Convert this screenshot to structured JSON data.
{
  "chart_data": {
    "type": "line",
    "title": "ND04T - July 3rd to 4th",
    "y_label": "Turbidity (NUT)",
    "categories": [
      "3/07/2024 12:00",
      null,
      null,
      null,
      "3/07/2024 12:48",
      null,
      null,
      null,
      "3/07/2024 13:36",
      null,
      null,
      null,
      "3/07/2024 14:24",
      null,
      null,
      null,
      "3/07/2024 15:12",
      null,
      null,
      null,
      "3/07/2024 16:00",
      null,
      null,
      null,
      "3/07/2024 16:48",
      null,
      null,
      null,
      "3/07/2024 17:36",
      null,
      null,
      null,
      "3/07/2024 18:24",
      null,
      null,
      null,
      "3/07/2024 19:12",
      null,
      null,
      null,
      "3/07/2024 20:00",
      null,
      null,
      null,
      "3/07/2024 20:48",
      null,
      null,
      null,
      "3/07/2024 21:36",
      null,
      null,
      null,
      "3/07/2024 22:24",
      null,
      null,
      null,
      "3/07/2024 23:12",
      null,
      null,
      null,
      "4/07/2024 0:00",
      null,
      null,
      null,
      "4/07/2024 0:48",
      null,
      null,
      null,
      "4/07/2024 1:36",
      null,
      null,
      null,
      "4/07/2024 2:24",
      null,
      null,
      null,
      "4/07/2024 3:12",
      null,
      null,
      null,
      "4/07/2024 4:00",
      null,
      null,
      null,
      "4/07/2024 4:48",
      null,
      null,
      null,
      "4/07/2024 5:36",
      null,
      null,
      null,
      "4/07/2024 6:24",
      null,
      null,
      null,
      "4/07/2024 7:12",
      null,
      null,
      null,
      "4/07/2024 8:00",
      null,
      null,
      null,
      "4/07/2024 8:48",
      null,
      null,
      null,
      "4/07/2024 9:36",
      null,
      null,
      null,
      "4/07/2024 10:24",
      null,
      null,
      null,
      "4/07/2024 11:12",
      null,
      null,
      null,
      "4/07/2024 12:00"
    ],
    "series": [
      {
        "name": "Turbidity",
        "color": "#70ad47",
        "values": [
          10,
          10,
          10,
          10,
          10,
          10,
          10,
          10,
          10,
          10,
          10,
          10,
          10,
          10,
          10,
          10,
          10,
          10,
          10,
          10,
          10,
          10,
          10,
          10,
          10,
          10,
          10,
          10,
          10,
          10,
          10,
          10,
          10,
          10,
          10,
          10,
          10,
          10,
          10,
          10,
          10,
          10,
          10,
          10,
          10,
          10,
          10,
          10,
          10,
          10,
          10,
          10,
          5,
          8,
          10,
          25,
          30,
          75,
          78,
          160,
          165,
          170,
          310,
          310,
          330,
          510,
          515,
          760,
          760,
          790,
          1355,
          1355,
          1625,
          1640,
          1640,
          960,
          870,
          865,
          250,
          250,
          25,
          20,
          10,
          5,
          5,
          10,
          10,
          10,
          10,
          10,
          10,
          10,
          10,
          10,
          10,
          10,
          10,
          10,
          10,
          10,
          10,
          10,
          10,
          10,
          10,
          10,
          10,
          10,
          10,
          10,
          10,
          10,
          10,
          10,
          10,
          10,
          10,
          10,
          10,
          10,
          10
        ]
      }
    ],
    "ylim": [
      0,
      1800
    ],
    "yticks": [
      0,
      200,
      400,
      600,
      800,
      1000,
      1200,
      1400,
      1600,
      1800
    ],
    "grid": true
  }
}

| OBJECTIVE |
Search the records for the word "Turbidity", then list every line that has it.

| IN RESPONSE |
    "y_label": "Turbidity (NUT)",
        "name": "Turbidity",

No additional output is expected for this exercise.